## SHORT EXERCISE:
Copy out all lines with the word "Mõnedel" in them.

:::

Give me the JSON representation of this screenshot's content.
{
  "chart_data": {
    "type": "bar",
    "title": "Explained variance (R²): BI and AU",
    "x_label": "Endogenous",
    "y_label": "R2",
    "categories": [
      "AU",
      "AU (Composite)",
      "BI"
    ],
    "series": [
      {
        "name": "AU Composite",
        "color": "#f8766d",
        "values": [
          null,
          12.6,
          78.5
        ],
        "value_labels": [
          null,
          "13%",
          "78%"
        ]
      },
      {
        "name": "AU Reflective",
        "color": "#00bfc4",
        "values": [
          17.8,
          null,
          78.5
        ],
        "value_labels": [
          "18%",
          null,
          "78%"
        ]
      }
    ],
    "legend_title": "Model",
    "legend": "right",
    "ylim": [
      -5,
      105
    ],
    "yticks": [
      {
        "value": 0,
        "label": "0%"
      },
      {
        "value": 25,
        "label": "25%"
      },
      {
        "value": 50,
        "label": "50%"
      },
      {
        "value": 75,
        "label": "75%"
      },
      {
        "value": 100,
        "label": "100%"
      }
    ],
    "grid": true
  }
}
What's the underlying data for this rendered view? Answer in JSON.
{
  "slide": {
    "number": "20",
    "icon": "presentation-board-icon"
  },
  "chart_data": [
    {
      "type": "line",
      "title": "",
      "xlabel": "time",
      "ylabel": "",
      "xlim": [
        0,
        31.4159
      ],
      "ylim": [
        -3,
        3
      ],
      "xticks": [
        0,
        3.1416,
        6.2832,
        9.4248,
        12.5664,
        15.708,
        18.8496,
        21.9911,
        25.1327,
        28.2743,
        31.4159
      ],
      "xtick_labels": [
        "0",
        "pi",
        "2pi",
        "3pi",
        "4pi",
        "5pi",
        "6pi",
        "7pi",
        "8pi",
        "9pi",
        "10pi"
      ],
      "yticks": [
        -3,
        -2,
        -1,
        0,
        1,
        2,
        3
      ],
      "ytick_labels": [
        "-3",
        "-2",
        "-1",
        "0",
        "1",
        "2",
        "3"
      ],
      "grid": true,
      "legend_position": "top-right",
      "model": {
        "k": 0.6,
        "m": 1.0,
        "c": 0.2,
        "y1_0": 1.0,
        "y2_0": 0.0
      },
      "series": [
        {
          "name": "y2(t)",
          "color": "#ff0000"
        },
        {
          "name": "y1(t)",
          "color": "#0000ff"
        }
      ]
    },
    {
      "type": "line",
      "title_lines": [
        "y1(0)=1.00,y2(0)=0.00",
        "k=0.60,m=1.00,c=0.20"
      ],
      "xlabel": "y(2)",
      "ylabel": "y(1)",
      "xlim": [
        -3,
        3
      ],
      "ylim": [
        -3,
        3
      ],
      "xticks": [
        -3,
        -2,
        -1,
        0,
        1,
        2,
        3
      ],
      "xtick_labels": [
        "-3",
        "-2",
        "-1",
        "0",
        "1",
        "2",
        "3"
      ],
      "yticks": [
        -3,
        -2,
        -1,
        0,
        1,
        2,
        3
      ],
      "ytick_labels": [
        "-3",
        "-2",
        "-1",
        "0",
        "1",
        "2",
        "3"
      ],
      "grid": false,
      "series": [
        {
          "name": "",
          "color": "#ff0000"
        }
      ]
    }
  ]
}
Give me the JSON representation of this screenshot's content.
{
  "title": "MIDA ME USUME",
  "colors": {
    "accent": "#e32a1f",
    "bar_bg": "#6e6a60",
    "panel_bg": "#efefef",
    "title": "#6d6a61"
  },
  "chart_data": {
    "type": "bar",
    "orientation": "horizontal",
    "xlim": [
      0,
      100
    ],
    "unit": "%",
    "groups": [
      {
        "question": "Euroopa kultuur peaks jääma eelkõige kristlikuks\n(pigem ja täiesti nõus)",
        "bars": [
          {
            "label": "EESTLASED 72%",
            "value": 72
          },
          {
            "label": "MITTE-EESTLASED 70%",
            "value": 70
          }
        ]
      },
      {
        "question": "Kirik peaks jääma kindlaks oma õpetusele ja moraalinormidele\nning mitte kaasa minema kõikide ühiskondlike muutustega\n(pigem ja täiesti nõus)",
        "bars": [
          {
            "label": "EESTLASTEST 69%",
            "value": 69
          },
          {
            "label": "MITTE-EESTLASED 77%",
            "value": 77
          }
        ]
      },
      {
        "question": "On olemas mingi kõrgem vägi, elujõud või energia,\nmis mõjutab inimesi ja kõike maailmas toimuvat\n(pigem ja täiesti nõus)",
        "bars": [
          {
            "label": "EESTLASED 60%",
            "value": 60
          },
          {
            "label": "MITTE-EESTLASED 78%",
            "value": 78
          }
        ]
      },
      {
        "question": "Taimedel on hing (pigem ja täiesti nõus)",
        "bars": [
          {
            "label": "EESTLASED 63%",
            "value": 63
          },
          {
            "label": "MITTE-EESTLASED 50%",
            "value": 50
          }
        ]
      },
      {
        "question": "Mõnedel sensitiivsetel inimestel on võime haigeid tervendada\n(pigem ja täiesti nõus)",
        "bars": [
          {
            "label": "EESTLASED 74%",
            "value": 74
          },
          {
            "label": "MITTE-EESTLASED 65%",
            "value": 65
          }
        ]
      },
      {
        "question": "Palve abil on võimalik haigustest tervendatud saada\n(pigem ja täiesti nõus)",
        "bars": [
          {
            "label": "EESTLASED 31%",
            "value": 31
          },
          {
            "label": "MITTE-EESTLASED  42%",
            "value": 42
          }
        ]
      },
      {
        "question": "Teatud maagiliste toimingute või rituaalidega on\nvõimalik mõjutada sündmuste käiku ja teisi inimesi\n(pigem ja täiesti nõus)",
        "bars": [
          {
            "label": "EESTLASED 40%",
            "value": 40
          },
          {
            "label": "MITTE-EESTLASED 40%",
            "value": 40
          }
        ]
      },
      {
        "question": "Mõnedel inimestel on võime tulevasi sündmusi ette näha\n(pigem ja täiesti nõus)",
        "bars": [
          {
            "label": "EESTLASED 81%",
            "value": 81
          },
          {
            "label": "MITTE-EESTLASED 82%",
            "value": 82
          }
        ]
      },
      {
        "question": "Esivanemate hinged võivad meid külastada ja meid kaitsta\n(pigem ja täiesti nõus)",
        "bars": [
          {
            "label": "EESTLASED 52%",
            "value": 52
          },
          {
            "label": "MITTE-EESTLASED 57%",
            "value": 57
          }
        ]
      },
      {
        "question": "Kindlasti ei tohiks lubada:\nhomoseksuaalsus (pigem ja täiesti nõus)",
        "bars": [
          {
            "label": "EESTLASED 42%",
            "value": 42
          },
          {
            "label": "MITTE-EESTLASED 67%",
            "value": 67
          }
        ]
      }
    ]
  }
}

:::

## CORRECT RESULT:
        "question": "Mõnedel sensitiivsetel inimestel on võime haigeid tervendada\n(pigem ja täiesti nõus)",
        "question": "Mõnedel inimestel on võime tulevasi sündmusi ette näha\n(pigem ja täiesti nõus)",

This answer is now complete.